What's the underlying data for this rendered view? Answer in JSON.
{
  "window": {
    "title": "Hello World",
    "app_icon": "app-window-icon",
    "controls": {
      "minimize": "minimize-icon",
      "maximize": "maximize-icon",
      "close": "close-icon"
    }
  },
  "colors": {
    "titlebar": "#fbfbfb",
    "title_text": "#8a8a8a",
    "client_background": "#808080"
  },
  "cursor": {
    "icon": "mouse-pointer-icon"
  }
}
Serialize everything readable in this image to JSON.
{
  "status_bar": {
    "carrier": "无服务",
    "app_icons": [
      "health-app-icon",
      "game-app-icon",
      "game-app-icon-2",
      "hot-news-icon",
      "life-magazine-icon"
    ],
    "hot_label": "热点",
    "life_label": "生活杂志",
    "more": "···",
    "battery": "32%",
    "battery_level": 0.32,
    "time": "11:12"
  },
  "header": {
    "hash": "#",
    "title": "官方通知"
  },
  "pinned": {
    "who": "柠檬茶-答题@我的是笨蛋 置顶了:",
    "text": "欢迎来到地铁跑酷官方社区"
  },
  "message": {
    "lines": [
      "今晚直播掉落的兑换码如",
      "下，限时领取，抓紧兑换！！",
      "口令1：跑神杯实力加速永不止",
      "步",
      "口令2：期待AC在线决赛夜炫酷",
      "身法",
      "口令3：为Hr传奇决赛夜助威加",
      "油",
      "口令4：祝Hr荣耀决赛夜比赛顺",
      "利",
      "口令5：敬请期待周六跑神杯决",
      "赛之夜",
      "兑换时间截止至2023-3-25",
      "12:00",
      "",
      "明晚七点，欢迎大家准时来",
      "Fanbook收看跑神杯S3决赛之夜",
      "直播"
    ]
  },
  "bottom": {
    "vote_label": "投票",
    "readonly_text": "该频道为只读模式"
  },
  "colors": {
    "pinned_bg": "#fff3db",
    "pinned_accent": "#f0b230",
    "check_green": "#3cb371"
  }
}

_ _ _ _ _ _ _

### Exercise objective:
Every record shown above should be written out again exactly.

### Correct response:
What's the underlying data for this rendered view? Answer in JSON.
{
  "window": {
    "title": "Hello World",
    "app_icon": "app-window-icon",
    "controls": {
      "minimize": "minimize-icon",
      "maximize": "maximize-icon",
      "close": "close-icon"
    }
  },
  "colors": {
    "titlebar": "#fbfbfb",
    "title_text": "#8a8a8a",
    "client_background": "#808080"
  },
  "cursor": {
    "icon": "mouse-pointer-icon"
  }
}
Serialize everything readable in this image to JSON.
{
  "status_bar": {
    "carrier": "无服务",
    "app_icons": [
      "health-app-icon",
      "game-app-icon",
      "game-app-icon-2",
      "hot-news-icon",
      "life-magazine-icon"
    ],
    "hot_label": "热点",
    "life_label": "生活杂志",
    "more": "···",
    "battery": "32%",
    "battery_level": 0.32,
    "time": "11:12"
  },
  "header": {
    "hash": "#",
    "title": "官方通知"
  },
  "pinned": {
    "who": "柠檬茶-答题@我的是笨蛋 置顶了:",
    "text": "欢迎来到地铁跑酷官方社区"
  },
  "message": {
    "lines": [
      "今晚直播掉落的兑换码如",
      "下，限时领取，抓紧兑换！！",
      "口令1：跑神杯实力加速永不止",
      "步",
      "口令2：期待AC在线决赛夜炫酷",
      "身法",
      "口令3：为Hr传奇决赛夜助威加",
      "油",
      "口令4：祝Hr荣耀决赛夜比赛顺",
      "利",
      "口令5：敬请期待周六跑神杯决",
      "赛之夜",
      "兑换时间截止至2023-3-25",
      "12:00",
      "",
      "明晚七点，欢迎大家准时来",
      "Fanbook收看跑神杯S3决赛之夜",
      "直播"
    ]
  },
  "bottom": {
    "vote_label": "投票",
    "readonly_text": "该频道为只读模式"
  },
  "colors": {
    "pinned_bg": "#fff3db",
    "pinned_accent": "#f0b230",
    "check_green": "#3cb371"
  }
}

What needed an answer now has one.